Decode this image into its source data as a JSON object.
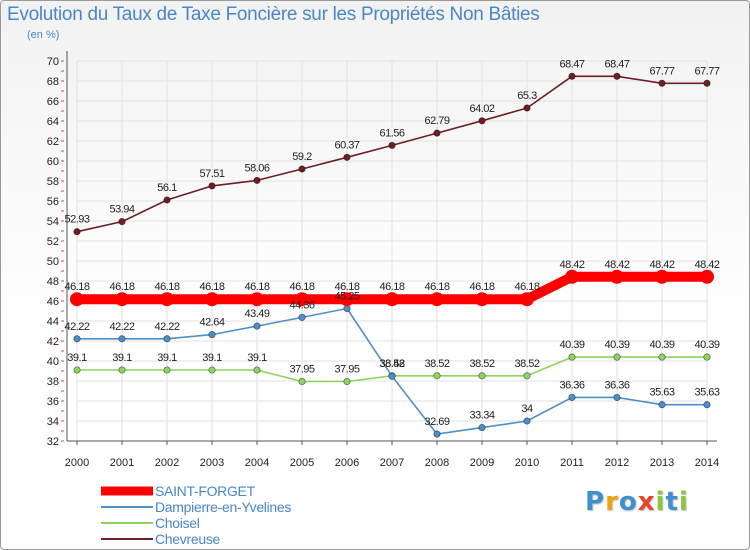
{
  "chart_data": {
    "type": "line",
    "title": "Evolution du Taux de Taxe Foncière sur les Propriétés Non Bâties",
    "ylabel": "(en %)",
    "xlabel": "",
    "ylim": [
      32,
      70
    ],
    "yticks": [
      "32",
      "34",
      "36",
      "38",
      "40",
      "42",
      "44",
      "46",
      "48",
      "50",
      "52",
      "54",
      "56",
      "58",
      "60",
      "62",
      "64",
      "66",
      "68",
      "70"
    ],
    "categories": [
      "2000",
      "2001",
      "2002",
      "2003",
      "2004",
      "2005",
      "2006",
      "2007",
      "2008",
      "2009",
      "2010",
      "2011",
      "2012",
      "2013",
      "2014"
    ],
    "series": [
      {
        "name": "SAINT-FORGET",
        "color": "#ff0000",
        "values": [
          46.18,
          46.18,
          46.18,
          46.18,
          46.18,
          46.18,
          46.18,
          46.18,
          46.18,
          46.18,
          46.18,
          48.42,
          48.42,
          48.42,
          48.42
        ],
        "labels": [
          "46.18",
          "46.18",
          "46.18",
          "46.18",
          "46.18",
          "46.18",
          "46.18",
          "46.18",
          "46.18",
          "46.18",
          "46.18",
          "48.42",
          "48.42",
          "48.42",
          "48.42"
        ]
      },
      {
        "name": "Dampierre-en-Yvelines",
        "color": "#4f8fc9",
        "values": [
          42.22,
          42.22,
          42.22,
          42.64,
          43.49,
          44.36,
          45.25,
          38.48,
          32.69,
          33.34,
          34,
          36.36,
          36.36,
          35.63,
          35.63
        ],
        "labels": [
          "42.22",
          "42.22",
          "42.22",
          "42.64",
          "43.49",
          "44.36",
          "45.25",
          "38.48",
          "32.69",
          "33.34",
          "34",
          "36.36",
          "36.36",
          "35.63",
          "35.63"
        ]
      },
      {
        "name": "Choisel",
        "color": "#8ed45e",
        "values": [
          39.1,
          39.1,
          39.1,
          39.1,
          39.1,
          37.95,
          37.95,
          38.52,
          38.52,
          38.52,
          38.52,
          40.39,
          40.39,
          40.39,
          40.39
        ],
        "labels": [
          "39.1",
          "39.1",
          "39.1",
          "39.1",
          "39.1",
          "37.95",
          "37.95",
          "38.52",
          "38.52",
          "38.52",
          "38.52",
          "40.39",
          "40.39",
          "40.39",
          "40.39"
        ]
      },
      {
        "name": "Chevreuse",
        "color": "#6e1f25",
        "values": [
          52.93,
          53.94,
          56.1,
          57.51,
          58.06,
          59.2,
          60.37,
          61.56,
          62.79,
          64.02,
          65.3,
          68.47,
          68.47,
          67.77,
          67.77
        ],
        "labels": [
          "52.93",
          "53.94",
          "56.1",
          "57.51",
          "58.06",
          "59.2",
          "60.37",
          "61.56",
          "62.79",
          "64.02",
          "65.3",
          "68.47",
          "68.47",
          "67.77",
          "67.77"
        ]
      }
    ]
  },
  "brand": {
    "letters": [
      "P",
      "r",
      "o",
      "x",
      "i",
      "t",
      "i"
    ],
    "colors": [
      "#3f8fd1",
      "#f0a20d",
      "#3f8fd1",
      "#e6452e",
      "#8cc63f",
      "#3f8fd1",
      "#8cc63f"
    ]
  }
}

*Short exercise*: Print all entries exactly. The images do not belong in the copy.

*Problem solution*:
Decode this image into its source data as a JSON object.
{
  "chart_data": {
    "type": "line",
    "title": "Evolution du Taux de Taxe Foncière sur les Propriétés Non Bâties",
    "ylabel": "(en %)",
    "xlabel": "",
    "ylim": [
      32,
      70
    ],
    "yticks": [
      "32",
      "34",
      "36",
      "38",
      "40",
      "42",
      "44",
      "46",
      "48",
      "50",
      "52",
      "54",
      "56",
      "58",
      "60",
      "62",
      "64",
      "66",
      "68",
      "70"
    ],
    "categories": [
      "2000",
      "2001",
      "2002",
      "2003",
      "2004",
      "2005",
      "2006",
      "2007",
      "2008",
      "2009",
      "2010",
      "2011",
      "2012",
      "2013",
      "2014"
    ],
    "series": [
      {
        "name": "SAINT-FORGET",
        "color": "#ff0000",
        "values": [
          46.18,
          46.18,
          46.18,
          46.18,
          46.18,
          46.18,
          46.18,
          46.18,
          46.18,
          46.18,
          46.18,
          48.42,
          48.42,
          48.42,
          48.42
        ],
        "labels": [
          "46.18",
          "46.18",
          "46.18",
          "46.18",
          "46.18",
          "46.18",
          "46.18",
          "46.18",
          "46.18",
          "46.18",
          "46.18",
          "48.42",
          "48.42",
          "48.42",
          "48.42"
        ]
      },
      {
        "name": "Dampierre-en-Yvelines",
        "color": "#4f8fc9",
        "values": [
          42.22,
          42.22,
          42.22,
          42.64,
          43.49,
          44.36,
          45.25,
          38.48,
          32.69,
          33.34,
          34,
          36.36,
          36.36,
          35.63,
          35.63
        ],
        "labels": [
          "42.22",
          "42.22",
          "42.22",
          "42.64",
          "43.49",
          "44.36",
          "45.25",
          "38.48",
          "32.69",
          "33.34",
          "34",
          "36.36",
          "36.36",
          "35.63",
          "35.63"
        ]
      },
      {
        "name": "Choisel",
        "color": "#8ed45e",
        "values": [
          39.1,
          39.1,
          39.1,
          39.1,
          39.1,
          37.95,
          37.95,
          38.52,
          38.52,
          38.52,
          38.52,
          40.39,
          40.39,
          40.39,
          40.39
        ],
        "labels": [
          "39.1",
          "39.1",
          "39.1",
          "39.1",
          "39.1",
          "37.95",
          "37.95",
          "38.52",
          "38.52",
          "38.52",
          "38.52",
          "40.39",
          "40.39",
          "40.39",
          "40.39"
        ]
      },
      {
        "name": "Chevreuse",
        "color": "#6e1f25",
        "values": [
          52.93,
          53.94,
          56.1,
          57.51,
          58.06,
          59.2,
          60.37,
          61.56,
          62.79,
          64.02,
          65.3,
          68.47,
          68.47,
          67.77,
          67.77
        ],
        "labels": [
          "52.93",
          "53.94",
          "56.1",
          "57.51",
          "58.06",
          "59.2",
          "60.37",
          "61.56",
          "62.79",
          "64.02",
          "65.3",
          "68.47",
          "68.47",
          "67.77",
          "67.77"
        ]
      }
    ]
  },
  "brand": {
    "letters": [
      "P",
      "r",
      "o",
      "x",
      "i",
      "t",
      "i"
    ],
    "colors": [
      "#3f8fd1",
      "#f0a20d",
      "#3f8fd1",
      "#e6452e",
      "#8cc63f",
      "#3f8fd1",
      "#8cc63f"
    ]
  }
}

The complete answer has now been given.